**WHAT YOU WILL DO**. Without the pictures, print each of the records below exactly as it appears.

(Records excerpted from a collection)
• • • • • • •

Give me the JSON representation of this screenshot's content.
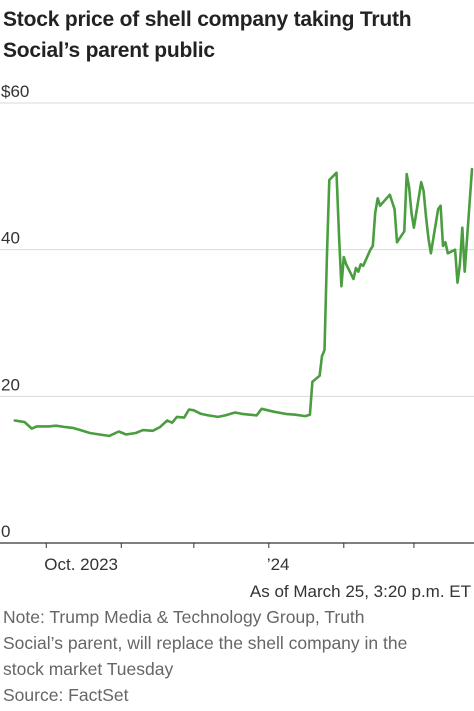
{
  "chart_data": {
    "type": "line",
    "title": "Stock price of shell company taking Truth Social’s parent public",
    "title_lines": [
      "Stock price of shell company taking Truth",
      "Social’s parent public"
    ],
    "ylim": [
      0,
      60
    ],
    "yticks": [
      {
        "value": 60,
        "label": "$60"
      },
      {
        "value": 40,
        "label": "40"
      },
      {
        "value": 20,
        "label": "20"
      },
      {
        "value": 0,
        "label": "0"
      }
    ],
    "xticks": [
      {
        "date": "2023-10-01",
        "label": "Oct. 2023"
      },
      {
        "date": "2023-11-01",
        "label": ""
      },
      {
        "date": "2023-12-01",
        "label": ""
      },
      {
        "date": "2024-01-01",
        "label": "’24"
      },
      {
        "date": "2024-02-01",
        "label": ""
      },
      {
        "date": "2024-03-01",
        "label": ""
      }
    ],
    "xrange": [
      "2023-09-16",
      "2024-03-25"
    ],
    "grid": true,
    "line_color": "#4a9e3f",
    "grid_color": "#d9d9d9",
    "series": [
      {
        "name": "",
        "points": [
          [
            "2023-09-18",
            16.7
          ],
          [
            "2023-09-20",
            16.6
          ],
          [
            "2023-09-22",
            16.5
          ],
          [
            "2023-09-25",
            15.6
          ],
          [
            "2023-09-27",
            15.9
          ],
          [
            "2023-10-02",
            15.9
          ],
          [
            "2023-10-05",
            16.0
          ],
          [
            "2023-10-09",
            15.8
          ],
          [
            "2023-10-12",
            15.7
          ],
          [
            "2023-10-16",
            15.3
          ],
          [
            "2023-10-19",
            15.0
          ],
          [
            "2023-10-23",
            14.8
          ],
          [
            "2023-10-27",
            14.6
          ],
          [
            "2023-10-31",
            15.2
          ],
          [
            "2023-11-03",
            14.8
          ],
          [
            "2023-11-07",
            15.0
          ],
          [
            "2023-11-10",
            15.4
          ],
          [
            "2023-11-14",
            15.3
          ],
          [
            "2023-11-17",
            15.8
          ],
          [
            "2023-11-20",
            16.7
          ],
          [
            "2023-11-22",
            16.4
          ],
          [
            "2023-11-24",
            17.2
          ],
          [
            "2023-11-27",
            17.1
          ],
          [
            "2023-11-29",
            18.2
          ],
          [
            "2023-12-01",
            18.1
          ],
          [
            "2023-12-04",
            17.6
          ],
          [
            "2023-12-07",
            17.4
          ],
          [
            "2023-12-11",
            17.2
          ],
          [
            "2023-12-14",
            17.4
          ],
          [
            "2023-12-18",
            17.8
          ],
          [
            "2023-12-21",
            17.6
          ],
          [
            "2023-12-27",
            17.4
          ],
          [
            "2023-12-29",
            18.3
          ],
          [
            "2024-01-03",
            17.9
          ],
          [
            "2024-01-08",
            17.6
          ],
          [
            "2024-01-12",
            17.5
          ],
          [
            "2024-01-16",
            17.3
          ],
          [
            "2024-01-18",
            17.5
          ],
          [
            "2024-01-19",
            22.0
          ],
          [
            "2024-01-22",
            22.8
          ],
          [
            "2024-01-23",
            25.5
          ],
          [
            "2024-01-24",
            26.3
          ],
          [
            "2024-01-25",
            39.0
          ],
          [
            "2024-01-26",
            49.5
          ],
          [
            "2024-01-29",
            50.5
          ],
          [
            "2024-01-30",
            42.0
          ],
          [
            "2024-01-31",
            35.0
          ],
          [
            "2024-02-01",
            39.0
          ],
          [
            "2024-02-02",
            38.0
          ],
          [
            "2024-02-05",
            36.0
          ],
          [
            "2024-02-06",
            37.5
          ],
          [
            "2024-02-07",
            37.0
          ],
          [
            "2024-02-08",
            38.0
          ],
          [
            "2024-02-09",
            37.8
          ],
          [
            "2024-02-12",
            40.0
          ],
          [
            "2024-02-13",
            40.5
          ],
          [
            "2024-02-14",
            45.0
          ],
          [
            "2024-02-15",
            47.0
          ],
          [
            "2024-02-16",
            46.0
          ],
          [
            "2024-02-20",
            47.5
          ],
          [
            "2024-02-21",
            46.5
          ],
          [
            "2024-02-22",
            45.5
          ],
          [
            "2024-02-23",
            41.0
          ],
          [
            "2024-02-26",
            42.5
          ],
          [
            "2024-02-27",
            50.3
          ],
          [
            "2024-02-28",
            48.5
          ],
          [
            "2024-02-29",
            45.0
          ],
          [
            "2024-03-01",
            43.0
          ],
          [
            "2024-03-04",
            49.2
          ],
          [
            "2024-03-05",
            48.0
          ],
          [
            "2024-03-06",
            44.5
          ],
          [
            "2024-03-07",
            41.5
          ],
          [
            "2024-03-08",
            39.5
          ],
          [
            "2024-03-11",
            45.5
          ],
          [
            "2024-03-12",
            46.0
          ],
          [
            "2024-03-13",
            40.5
          ],
          [
            "2024-03-14",
            41.0
          ],
          [
            "2024-03-15",
            39.5
          ],
          [
            "2024-03-18",
            40.0
          ],
          [
            "2024-03-19",
            35.5
          ],
          [
            "2024-03-20",
            38.0
          ],
          [
            "2024-03-21",
            43.0
          ],
          [
            "2024-03-22",
            37.0
          ],
          [
            "2024-03-25",
            51.0
          ]
        ]
      }
    ]
  },
  "annotations": {
    "as_of": "As of March 25, 3:20 p.m. ET"
  },
  "note_lines": [
    "Note: Trump Media & Technology Group, Truth",
    "Social’s parent, will replace the shell company in the",
    "stock market Tuesday"
  ],
  "source": "Source: FactSet"
}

• • • • • • •

**FINISHED ANSWER**.
Give me the JSON representation of this screenshot's content.
{
  "chart_data": {
    "type": "line",
    "title": "Stock price of shell company taking Truth Social’s parent public",
    "title_lines": [
      "Stock price of shell company taking Truth",
      "Social’s parent public"
    ],
    "ylim": [
      0,
      60
    ],
    "yticks": [
      {
        "value": 60,
        "label": "$60"
      },
      {
        "value": 40,
        "label": "40"
      },
      {
        "value": 20,
        "label": "20"
      },
      {
        "value": 0,
        "label": "0"
      }
    ],
    "xticks": [
      {
        "date": "2023-10-01",
        "label": "Oct. 2023"
      },
      {
        "date": "2023-11-01",
        "label": ""
      },
      {
        "date": "2023-12-01",
        "label": ""
      },
      {
        "date": "2024-01-01",
        "label": "’24"
      },
      {
        "date": "2024-02-01",
        "label": ""
      },
      {
        "date": "2024-03-01",
        "label": ""
      }
    ],
    "xrange": [
      "2023-09-16",
      "2024-03-25"
    ],
    "grid": true,
    "line_color": "#4a9e3f",
    "grid_color": "#d9d9d9",
    "series": [
      {
        "name": "",
        "points": [
          [
            "2023-09-18",
            16.7
          ],
          [
            "2023-09-20",
            16.6
          ],
          [
            "2023-09-22",
            16.5
          ],
          [
            "2023-09-25",
            15.6
          ],
          [
            "2023-09-27",
            15.9
          ],
          [
            "2023-10-02",
            15.9
          ],
          [
            "2023-10-05",
            16.0
          ],
          [
            "2023-10-09",
            15.8
          ],
          [
            "2023-10-12",
            15.7
          ],
          [
            "2023-10-16",
            15.3
          ],
          [
            "2023-10-19",
            15.0
          ],
          [
            "2023-10-23",
            14.8
          ],
          [
            "2023-10-27",
            14.6
          ],
          [
            "2023-10-31",
            15.2
          ],
          [
            "2023-11-03",
            14.8
          ],
          [
            "2023-11-07",
            15.0
          ],
          [
            "2023-11-10",
            15.4
          ],
          [
            "2023-11-14",
            15.3
          ],
          [
            "2023-11-17",
            15.8
          ],
          [
            "2023-11-20",
            16.7
          ],
          [
            "2023-11-22",
            16.4
          ],
          [
            "2023-11-24",
            17.2
          ],
          [
            "2023-11-27",
            17.1
          ],
          [
            "2023-11-29",
            18.2
          ],
          [
            "2023-12-01",
            18.1
          ],
          [
            "2023-12-04",
            17.6
          ],
          [
            "2023-12-07",
            17.4
          ],
          [
            "2023-12-11",
            17.2
          ],
          [
            "2023-12-14",
            17.4
          ],
          [
            "2023-12-18",
            17.8
          ],
          [
            "2023-12-21",
            17.6
          ],
          [
            "2023-12-27",
            17.4
          ],
          [
            "2023-12-29",
            18.3
          ],
          [
            "2024-01-03",
            17.9
          ],
          [
            "2024-01-08",
            17.6
          ],
          [
            "2024-01-12",
            17.5
          ],
          [
            "2024-01-16",
            17.3
          ],
          [
            "2024-01-18",
            17.5
          ],
          [
            "2024-01-19",
            22.0
          ],
          [
            "2024-01-22",
            22.8
          ],
          [
            "2024-01-23",
            25.5
          ],
          [
            "2024-01-24",
            26.3
          ],
          [
            "2024-01-25",
            39.0
          ],
          [
            "2024-01-26",
            49.5
          ],
          [
            "2024-01-29",
            50.5
          ],
          [
            "2024-01-30",
            42.0
          ],
          [
            "2024-01-31",
            35.0
          ],
          [
            "2024-02-01",
            39.0
          ],
          [
            "2024-02-02",
            38.0
          ],
          [
            "2024-02-05",
            36.0
          ],
          [
            "2024-02-06",
            37.5
          ],
          [
            "2024-02-07",
            37.0
          ],
          [
            "2024-02-08",
            38.0
          ],
          [
            "2024-02-09",
            37.8
          ],
          [
            "2024-02-12",
            40.0
          ],
          [
            "2024-02-13",
            40.5
          ],
          [
            "2024-02-14",
            45.0
          ],
          [
            "2024-02-15",
            47.0
          ],
          [
            "2024-02-16",
            46.0
          ],
          [
            "2024-02-20",
            47.5
          ],
          [
            "2024-02-21",
            46.5
          ],
          [
            "2024-02-22",
            45.5
          ],
          [
            "2024-02-23",
            41.0
          ],
          [
            "2024-02-26",
            42.5
          ],
          [
            "2024-02-27",
            50.3
          ],
          [
            "2024-02-28",
            48.5
          ],
          [
            "2024-02-29",
            45.0
          ],
          [
            "2024-03-01",
            43.0
          ],
          [
            "2024-03-04",
            49.2
          ],
          [
            "2024-03-05",
            48.0
          ],
          [
            "2024-03-06",
            44.5
          ],
          [
            "2024-03-07",
            41.5
          ],
          [
            "2024-03-08",
            39.5
          ],
          [
            "2024-03-11",
            45.5
          ],
          [
            "2024-03-12",
            46.0
          ],
          [
            "2024-03-13",
            40.5
          ],
          [
            "2024-03-14",
            41.0
          ],
          [
            "2024-03-15",
            39.5
          ],
          [
            "2024-03-18",
            40.0
          ],
          [
            "2024-03-19",
            35.5
          ],
          [
            "2024-03-20",
            38.0
          ],
          [
            "2024-03-21",
            43.0
          ],
          [
            "2024-03-22",
            37.0
          ],
          [
            "2024-03-25",
            51.0
          ]
        ]
      }
    ]
  },
  "annotations": {
    "as_of": "As of March 25, 3:20 p.m. ET"
  },
  "note_lines": [
    "Note: Trump Media & Technology Group, Truth",
    "Social’s parent, will replace the shell company in the",
    "stock market Tuesday"
  ],
  "source": "Source: FactSet"
}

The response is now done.